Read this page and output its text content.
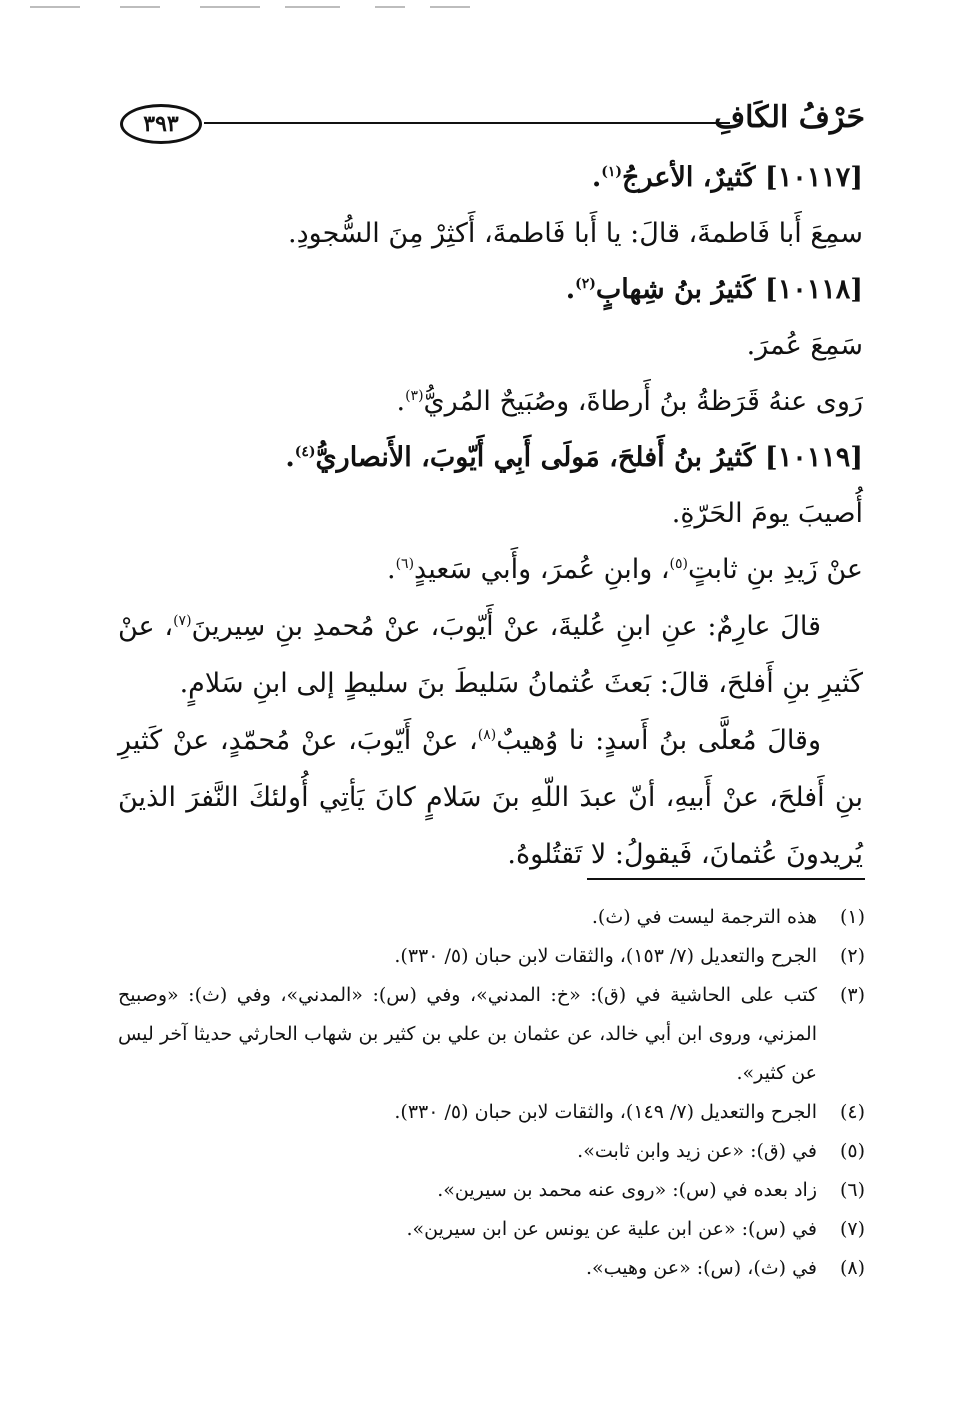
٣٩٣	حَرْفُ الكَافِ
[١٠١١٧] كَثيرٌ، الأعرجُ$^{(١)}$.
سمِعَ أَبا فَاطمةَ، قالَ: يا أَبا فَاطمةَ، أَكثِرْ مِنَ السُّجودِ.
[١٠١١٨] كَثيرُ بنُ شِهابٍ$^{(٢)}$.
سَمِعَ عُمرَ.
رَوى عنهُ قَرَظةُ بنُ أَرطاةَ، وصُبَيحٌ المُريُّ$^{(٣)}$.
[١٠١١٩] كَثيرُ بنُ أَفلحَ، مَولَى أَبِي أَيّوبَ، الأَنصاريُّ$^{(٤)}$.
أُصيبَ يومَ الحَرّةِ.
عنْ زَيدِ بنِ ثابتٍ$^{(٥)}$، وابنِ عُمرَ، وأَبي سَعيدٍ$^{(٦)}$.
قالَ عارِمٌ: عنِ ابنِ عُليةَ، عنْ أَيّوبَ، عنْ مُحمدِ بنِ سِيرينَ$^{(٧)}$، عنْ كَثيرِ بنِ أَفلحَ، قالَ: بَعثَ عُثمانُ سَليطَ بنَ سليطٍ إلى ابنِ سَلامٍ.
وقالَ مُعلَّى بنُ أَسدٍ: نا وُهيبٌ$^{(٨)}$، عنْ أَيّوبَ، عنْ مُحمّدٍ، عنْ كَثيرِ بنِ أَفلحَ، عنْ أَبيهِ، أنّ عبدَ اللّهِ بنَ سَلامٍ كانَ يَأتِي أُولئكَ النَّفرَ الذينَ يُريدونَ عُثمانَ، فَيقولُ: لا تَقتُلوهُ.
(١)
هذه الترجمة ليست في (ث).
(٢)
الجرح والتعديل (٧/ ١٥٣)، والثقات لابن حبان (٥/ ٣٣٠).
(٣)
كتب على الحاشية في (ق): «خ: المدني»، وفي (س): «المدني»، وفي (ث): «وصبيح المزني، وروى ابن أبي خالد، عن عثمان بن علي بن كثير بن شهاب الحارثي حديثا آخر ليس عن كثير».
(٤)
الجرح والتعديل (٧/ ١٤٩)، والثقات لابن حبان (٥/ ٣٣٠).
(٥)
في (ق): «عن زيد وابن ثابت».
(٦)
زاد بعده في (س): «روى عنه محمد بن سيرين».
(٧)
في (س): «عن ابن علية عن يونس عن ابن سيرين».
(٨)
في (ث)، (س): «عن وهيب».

..........

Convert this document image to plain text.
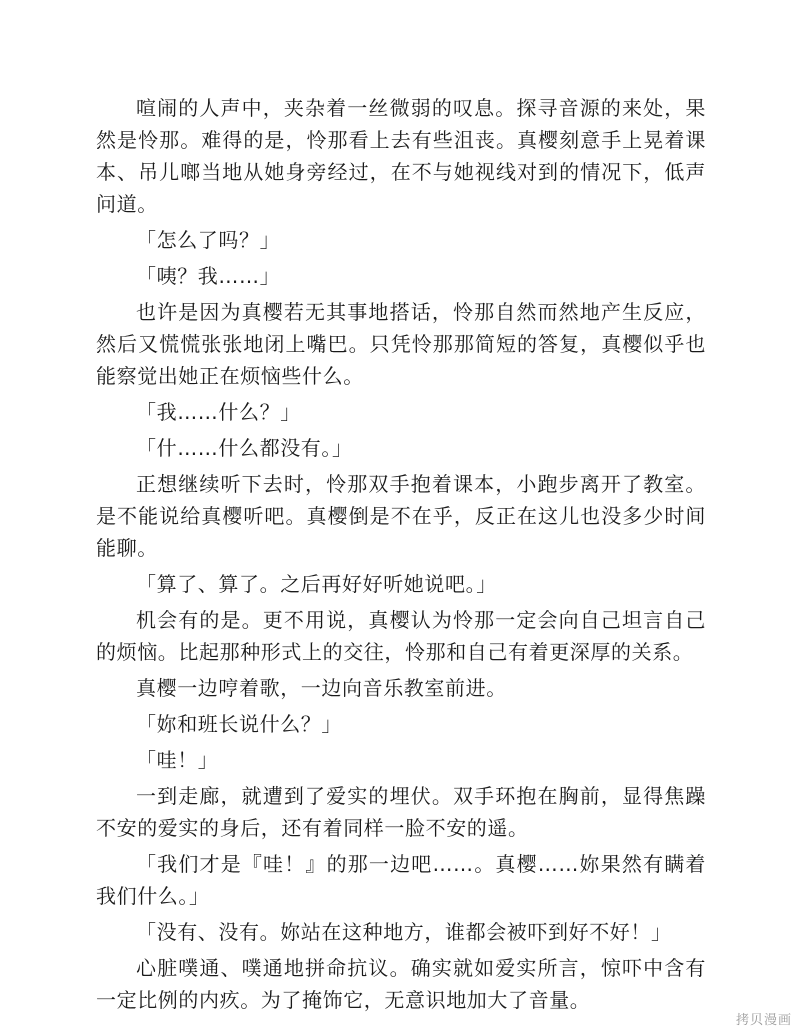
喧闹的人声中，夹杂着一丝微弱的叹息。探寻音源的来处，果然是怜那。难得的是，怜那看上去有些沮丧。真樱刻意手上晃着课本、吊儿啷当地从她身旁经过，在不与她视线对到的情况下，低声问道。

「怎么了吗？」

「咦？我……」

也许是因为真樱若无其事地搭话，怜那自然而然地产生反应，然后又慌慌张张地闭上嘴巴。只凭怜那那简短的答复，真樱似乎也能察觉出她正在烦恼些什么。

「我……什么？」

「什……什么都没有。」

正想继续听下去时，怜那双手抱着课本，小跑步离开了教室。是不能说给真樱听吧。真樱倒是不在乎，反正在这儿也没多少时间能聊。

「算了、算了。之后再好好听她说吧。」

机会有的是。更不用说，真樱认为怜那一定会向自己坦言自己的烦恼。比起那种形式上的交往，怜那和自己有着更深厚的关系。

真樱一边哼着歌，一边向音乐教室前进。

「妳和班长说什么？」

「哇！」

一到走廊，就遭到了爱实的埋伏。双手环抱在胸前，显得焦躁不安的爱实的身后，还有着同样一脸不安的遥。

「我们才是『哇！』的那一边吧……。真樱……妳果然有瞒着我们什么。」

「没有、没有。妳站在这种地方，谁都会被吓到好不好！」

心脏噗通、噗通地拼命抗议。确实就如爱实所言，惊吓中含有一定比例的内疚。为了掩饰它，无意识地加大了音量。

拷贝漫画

..........

• YOUR INSTRUCTIONS: Collect from the data above every line that includes "ثابت".

• COMPLETED TASK:
عنْ زَيدِ بنِ ثابتٍ$^{(٥)}$، وابنِ عُمرَ، وأَبي سَعيدٍ$^{(٦)}$.
في (ق): «عن زيد وابن ثابت».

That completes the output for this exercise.